▶ **The exercise**
Below are the records; pull every line that includes "icon".

▶ **Input**

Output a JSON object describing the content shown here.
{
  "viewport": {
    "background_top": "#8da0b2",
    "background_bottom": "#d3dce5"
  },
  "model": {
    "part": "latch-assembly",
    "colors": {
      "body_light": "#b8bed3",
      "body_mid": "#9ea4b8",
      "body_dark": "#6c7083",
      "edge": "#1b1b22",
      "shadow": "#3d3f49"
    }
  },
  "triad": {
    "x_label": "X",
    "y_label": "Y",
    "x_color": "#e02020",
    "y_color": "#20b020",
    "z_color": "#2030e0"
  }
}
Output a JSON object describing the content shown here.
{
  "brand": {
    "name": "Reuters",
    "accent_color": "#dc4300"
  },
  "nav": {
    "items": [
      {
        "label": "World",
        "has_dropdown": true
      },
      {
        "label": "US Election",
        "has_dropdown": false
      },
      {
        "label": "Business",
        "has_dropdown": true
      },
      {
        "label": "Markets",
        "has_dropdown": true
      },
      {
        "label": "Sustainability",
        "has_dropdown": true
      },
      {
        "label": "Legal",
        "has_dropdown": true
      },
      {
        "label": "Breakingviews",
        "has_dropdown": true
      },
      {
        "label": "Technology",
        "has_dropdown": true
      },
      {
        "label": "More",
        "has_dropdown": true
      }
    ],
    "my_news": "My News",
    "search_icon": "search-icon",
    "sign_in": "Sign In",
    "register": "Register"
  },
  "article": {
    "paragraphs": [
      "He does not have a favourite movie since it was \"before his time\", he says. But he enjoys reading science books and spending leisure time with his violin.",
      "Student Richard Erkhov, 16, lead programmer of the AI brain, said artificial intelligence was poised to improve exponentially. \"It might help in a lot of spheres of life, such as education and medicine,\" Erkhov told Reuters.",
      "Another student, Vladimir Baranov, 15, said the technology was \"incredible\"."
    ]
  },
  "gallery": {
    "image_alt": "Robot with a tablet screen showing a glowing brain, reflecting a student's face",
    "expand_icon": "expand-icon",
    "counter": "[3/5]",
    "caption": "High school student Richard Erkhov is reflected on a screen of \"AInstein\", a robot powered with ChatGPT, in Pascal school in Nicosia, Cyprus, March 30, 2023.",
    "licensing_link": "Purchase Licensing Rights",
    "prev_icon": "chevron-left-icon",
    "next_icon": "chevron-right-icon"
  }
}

▶ **Solution**
    "search_icon": "search-icon",
    "expand_icon": "expand-icon",
    "prev_icon": "chevron-left-icon",
    "next_icon": "chevron-right-icon"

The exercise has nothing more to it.